| SHORT PROBLEM |
What lines of the data include the string "overall"? Copy them all.
--- BEGIN MATERIALS PROVIDED ---
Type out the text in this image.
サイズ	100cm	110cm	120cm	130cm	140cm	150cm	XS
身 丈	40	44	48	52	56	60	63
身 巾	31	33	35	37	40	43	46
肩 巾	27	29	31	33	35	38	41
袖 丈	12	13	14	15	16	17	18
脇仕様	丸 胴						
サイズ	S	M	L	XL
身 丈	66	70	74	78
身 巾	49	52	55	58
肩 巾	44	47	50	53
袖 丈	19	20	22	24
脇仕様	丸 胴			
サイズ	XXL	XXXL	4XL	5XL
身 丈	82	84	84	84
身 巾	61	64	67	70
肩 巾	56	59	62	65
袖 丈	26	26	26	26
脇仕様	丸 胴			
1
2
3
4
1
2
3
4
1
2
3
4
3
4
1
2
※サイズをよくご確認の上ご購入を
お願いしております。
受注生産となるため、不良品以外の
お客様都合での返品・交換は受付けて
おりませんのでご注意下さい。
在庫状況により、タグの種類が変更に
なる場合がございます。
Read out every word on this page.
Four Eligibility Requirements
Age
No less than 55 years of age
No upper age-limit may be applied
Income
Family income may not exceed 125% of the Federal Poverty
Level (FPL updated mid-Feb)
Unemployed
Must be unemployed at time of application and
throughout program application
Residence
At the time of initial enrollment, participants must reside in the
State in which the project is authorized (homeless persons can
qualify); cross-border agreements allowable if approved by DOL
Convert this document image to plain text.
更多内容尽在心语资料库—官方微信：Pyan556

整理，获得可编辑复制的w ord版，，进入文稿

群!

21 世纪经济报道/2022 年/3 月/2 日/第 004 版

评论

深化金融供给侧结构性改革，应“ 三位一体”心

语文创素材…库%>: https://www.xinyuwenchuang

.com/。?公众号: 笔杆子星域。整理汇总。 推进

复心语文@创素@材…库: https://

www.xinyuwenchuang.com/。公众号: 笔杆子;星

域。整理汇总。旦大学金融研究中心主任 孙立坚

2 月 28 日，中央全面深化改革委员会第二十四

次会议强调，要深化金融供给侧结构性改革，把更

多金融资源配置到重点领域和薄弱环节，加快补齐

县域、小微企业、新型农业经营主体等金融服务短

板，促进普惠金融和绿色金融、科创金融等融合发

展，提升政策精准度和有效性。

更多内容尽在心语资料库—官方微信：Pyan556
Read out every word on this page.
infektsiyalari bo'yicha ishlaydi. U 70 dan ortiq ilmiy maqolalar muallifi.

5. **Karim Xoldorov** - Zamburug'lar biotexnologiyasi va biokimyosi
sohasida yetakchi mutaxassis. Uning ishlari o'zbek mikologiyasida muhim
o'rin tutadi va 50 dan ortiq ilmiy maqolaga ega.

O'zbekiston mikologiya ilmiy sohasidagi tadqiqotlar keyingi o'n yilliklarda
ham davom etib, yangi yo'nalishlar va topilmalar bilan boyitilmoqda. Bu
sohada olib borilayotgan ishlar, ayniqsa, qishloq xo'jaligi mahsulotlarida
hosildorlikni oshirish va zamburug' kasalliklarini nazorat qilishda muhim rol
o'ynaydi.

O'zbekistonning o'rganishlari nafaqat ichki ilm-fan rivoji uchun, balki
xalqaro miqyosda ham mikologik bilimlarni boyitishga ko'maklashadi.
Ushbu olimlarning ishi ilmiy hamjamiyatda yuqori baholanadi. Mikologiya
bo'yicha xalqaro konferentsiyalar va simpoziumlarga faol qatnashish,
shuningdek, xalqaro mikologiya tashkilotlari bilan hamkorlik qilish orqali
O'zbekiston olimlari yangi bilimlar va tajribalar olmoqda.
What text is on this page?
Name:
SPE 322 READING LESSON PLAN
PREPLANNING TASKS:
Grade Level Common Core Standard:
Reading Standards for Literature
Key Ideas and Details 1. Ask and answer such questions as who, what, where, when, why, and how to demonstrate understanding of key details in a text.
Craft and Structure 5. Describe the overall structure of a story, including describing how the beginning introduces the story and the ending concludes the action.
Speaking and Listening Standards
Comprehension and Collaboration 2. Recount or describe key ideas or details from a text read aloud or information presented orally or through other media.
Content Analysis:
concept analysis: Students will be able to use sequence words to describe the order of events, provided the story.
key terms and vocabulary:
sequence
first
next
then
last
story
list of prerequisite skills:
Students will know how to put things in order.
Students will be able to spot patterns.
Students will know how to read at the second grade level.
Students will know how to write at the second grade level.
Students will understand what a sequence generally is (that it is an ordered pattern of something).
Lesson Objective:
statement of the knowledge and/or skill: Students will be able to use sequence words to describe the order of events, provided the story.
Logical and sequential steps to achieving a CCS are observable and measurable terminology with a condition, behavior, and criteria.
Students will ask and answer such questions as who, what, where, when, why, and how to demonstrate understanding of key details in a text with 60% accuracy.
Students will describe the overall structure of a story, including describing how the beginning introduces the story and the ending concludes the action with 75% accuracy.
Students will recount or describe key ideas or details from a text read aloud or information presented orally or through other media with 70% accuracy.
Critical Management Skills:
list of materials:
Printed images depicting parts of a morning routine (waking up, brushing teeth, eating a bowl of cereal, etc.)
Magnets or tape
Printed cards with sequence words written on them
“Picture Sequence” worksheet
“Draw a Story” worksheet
--- END MATERIALS PROVIDED ---
| SOLUTION TO THE EXERCISE |
Craft and Structure 5. Describe the overall structure of a story, including describing how the beginning introduces the story and the ending concludes the action.
Students will describe the overall structure of a story, including describing how the beginning introduces the story and the ending concludes the action with 75% accuracy.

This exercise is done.